Records contained in a dataset:
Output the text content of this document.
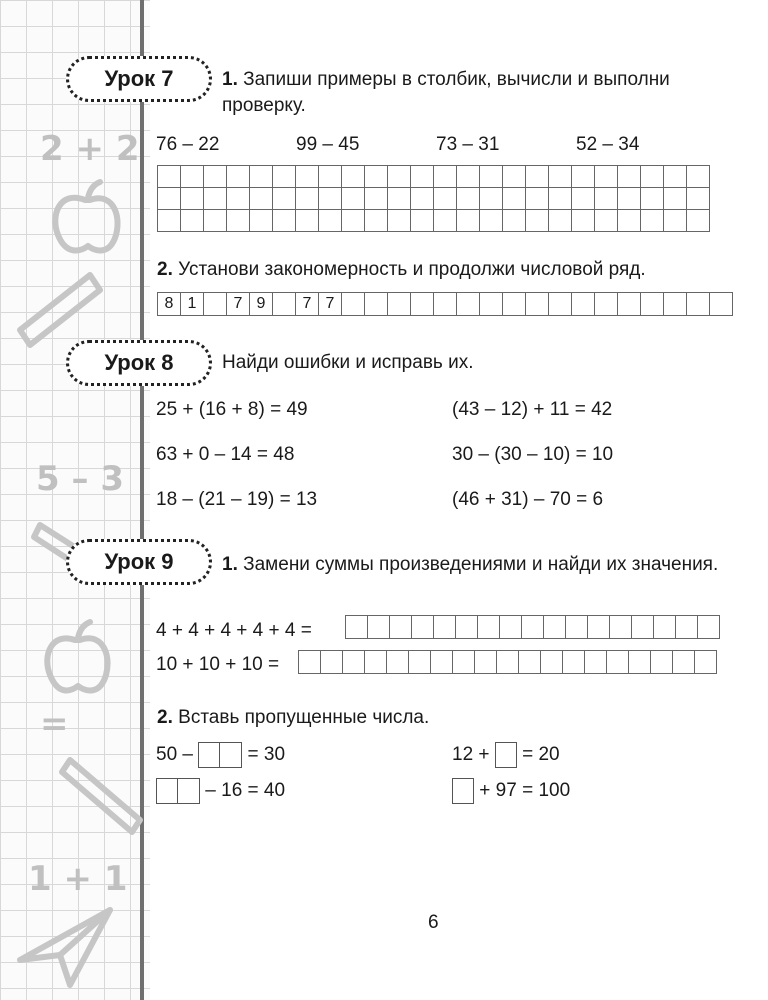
2 + 2
5 – 3
=
1 + 1
Урок 7	1. Запиши примеры в столбик, вычисли и выполни проверку.
76 – 22	99 – 45	73 – 31	52 – 34

2. Установи закономерность и продолжи числовой ряд.
8	1		7	9		7	7																	
Урок 8	Найди ошибки и исправь их.
25 + (16 + 8) = 49
63 + 0 – 14 = 48
18 – (21 – 19) = 13
(43 – 12) + 11 = 42
30 – (30 – 10) = 10
(46 + 31) – 70 = 6
Урок 9	1. Замени суммы произведениями и найди их значения.
4 + 4 + 4 + 4 + 4 =

10 + 10 + 10 =

2. Вставь пропущенные числа.
50 –	= 30
– 16 = 40
12 + = 20
+ 97 = 100
6
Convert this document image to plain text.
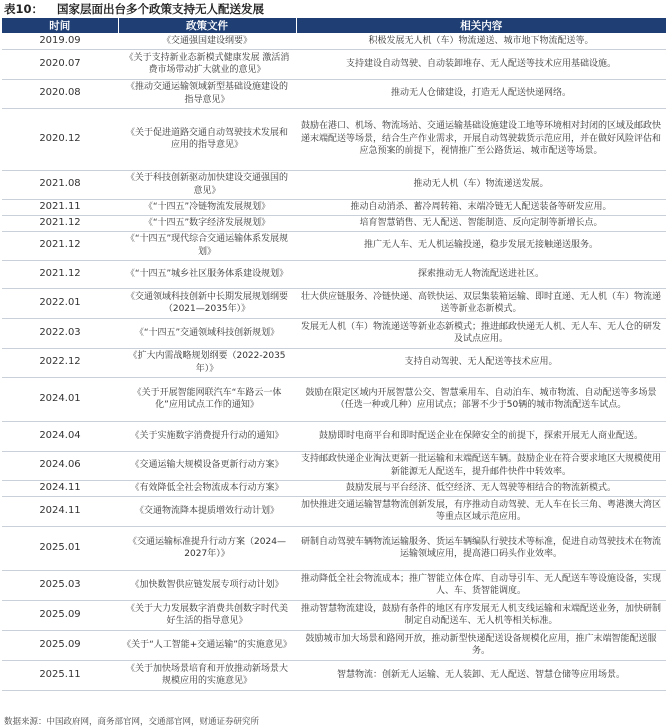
表10： 国家层面出台多个政策支持无人配送发展
时间	政策文件	相关内容
2019.09	《交通强国建设纲要》	积极发展无人机（车）物流递送、城市地下物流配送等。
2020.07	《关于支持新业态新模式健康发展 激活消费市场带动扩大就业的意见》	支持建设自动驾驶、自动装卸堆存、无人配送等技术应用基础设施。
2020.08	《推动交通运输领域新型基础设施建设的指导意见》	推动无人仓储建设，打造无人配送快递网络。
2020.12	《关于促进道路交通自动驾驶技术发展和应用的指导意见》	鼓励在港口、机场、物流场站、交通运输基础设施建设工地等环境相对封闭的区域及邮政快递末端配送等场景，结合生产作业需求，开展自动驾驶载货示范应用，并在做好风险评估和应急预案的前提下，视情推广至公路货运、城市配送等场景。
2021.08	《关于科技创新驱动加快建设交通强国的意见》	推动无人机（车）物流递送发展。
2021.11	《“十四五”冷链物流发展规划》	推动自动消杀、蓄冷周转箱、末端冷链无人配送装备等研发应用。
2021.12	《“十四五”数字经济发展规划》	培育智慧销售、无人配送、智能制造、反向定制等新增长点。
2021.12	《“十四五”现代综合交通运输体系发展规划》	推广无人车、无人机运输投递，稳步发展无接触递送服务。
2021.12	《“十四五”城乡社区服务体系建设规划》	探索推动无人物流配送进社区。
2022.01	《交通领域科技创新中长期发展规划纲要（2021—2035年）》	壮大供应链服务、冷链快递、高铁快运、双层集装箱运输、即时直递、无人机（车）物流递送等新业态新模式。
2022.03	《“十四五”交通领域科技创新规划》	发展无人机（车）物流递送等新业态新模式；推进邮政快递无人机、无人车、无人仓的研发及试点应用。
2022.12	《扩大内需战略规划纲要（2022-2035年）》	支持自动驾驶、无人配送等技术应用。
2024.01	《关于开展智能网联汽车“车路云一体化”应用试点工作的通知》	鼓励在限定区域内开展智慧公交、智慧乘用车、自动泊车、城市物流、自动配送等多场景（任选一种或几种）应用试点；部署不少于50辆的城市物流配送车试点。
2024.04	《关于实施数字消费提升行动的通知》	鼓励即时电商平台和即时配送企业在保障安全的前提下，探索开展无人商业配送。
2024.06	《交通运输大规模设备更新行动方案》	支持邮政快递企业淘汰更新一批运输和末端配送车辆。鼓励企业在符合要求地区大规模使用新能源无人配送车，提升邮件快件中转效率。
2024.11	《有效降低全社会物流成本行动方案》	鼓励发展与平台经济、低空经济、无人驾驶等相结合的物流新模式。
2024.11	《交通物流降本提质增效行动计划》	加快推进交通运输智慧物流创新发展，有序推动自动驾驶、无人车在长三角、粤港澳大湾区等重点区域示范应用。
2025.01	《交通运输标准提升行动方案（2024—2027年）》	研制自动驾驶车辆物流运输服务、货运车辆编队行驶技术等标准，促进自动驾驶技术在物流运输领域应用，提高港口码头作业效率。
2025.03	《加快数智供应链发展专项行动计划》	推动降低全社会物流成本；推广智能立体仓库、自动导引车、无人配送车等设施设备，实现人、车、货智能调度。
2025.09	《关于大力发展数字消费共创数字时代美好生活的指导意见》	推动智慧物流建设，鼓励有条件的地区有序发展无人机支线运输和末端配送业务，加快研制制定自动配送车、无人机等相关标准。
2025.09	《关于“人工智能+交通运输”的实施意见》	鼓励城市加大场景和路网开放，推动新型快递配送设备规模化应用，推广末端智能配送服务。
2025.11	《关于加快场景培育和开放推动新场景大规模应用的实施意见》	智慧物流：创新无人运输、无人装卸、无人配送、智慧仓储等应用场景。
数据来源：中国政府网，商务部官网，交通部官网，财通证券研究所
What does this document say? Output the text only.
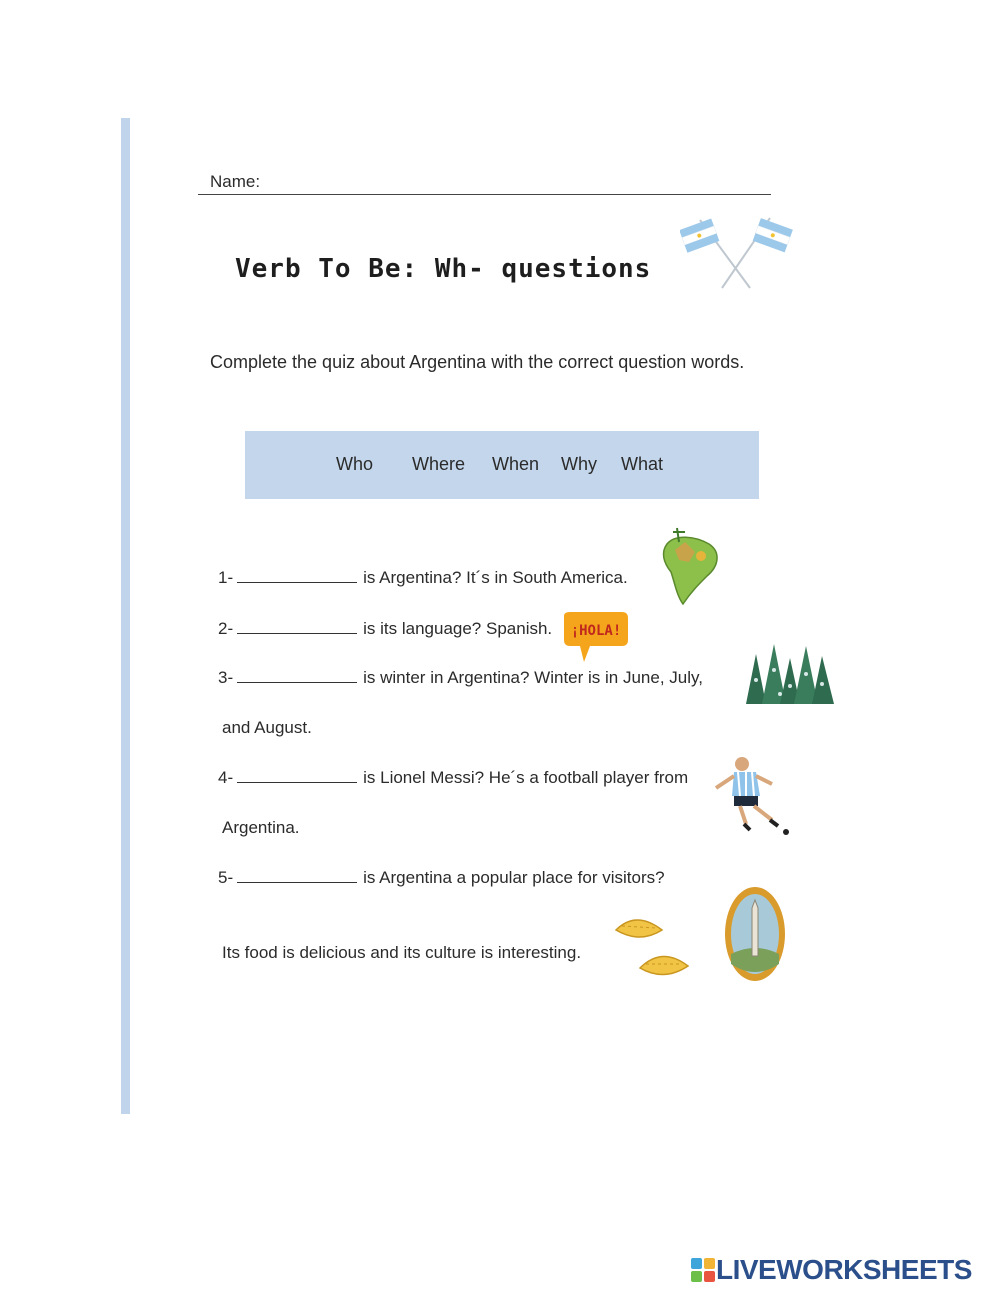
Name:
Verb To Be: Wh- questions
Complete the quiz about Argentina with the correct question words.
Who Where When Why What
1-	is Argentina? It´s in South America.
2-	is its language? Spanish. ¡HOLA!
3-	is winter in Argentina? Winter is in June, July,
and August.
4-	is Lionel Messi? He´s a football player from
Argentina.
5-	is Argentina a popular place for visitors?
Its food is delicious and its culture is interesting.
LIVEWORKSHEETS
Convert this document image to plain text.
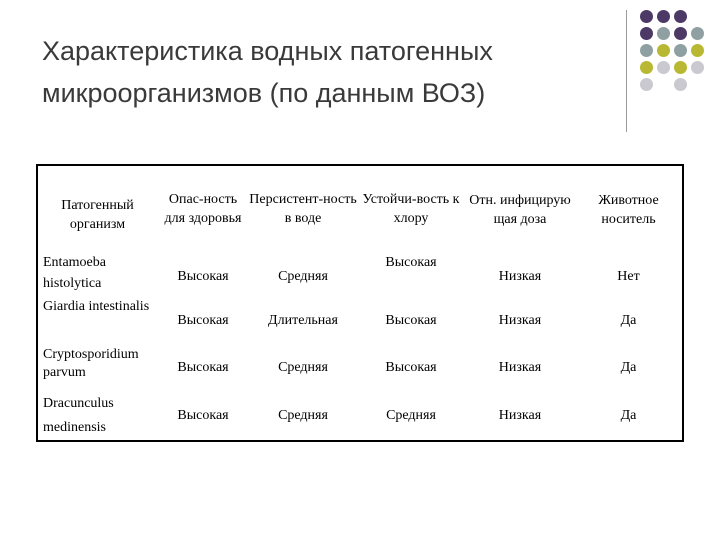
Характеристика водных патогенных
микроорганизмов (по данным ВОЗ)
Патогенный организм	Опас-ность для здоровья	Персистент-ность в воде	Устойчи-вость к хлору	Отн. инфицирую щая доза	Животное носитель
Entamoeba histolytica	Высокая	Средняя	Высокая	Низкая	Нет
Giardia intestinalis	Высокая	Длительная	Высокая	Низкая	Да
Cryptosporidium parvum	Высокая	Средняя	Высокая	Низкая	Да
Dracunculus medinensis	Высокая	Средняя	Средняя	Низкая	Да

:: Task details ::
Identify all lines in the records above with the word "document".

:: In response ::
Output the text content of this document.
Convert this document image to plain text.
What does this document say? Output the text only.
Convert this document image to plain text.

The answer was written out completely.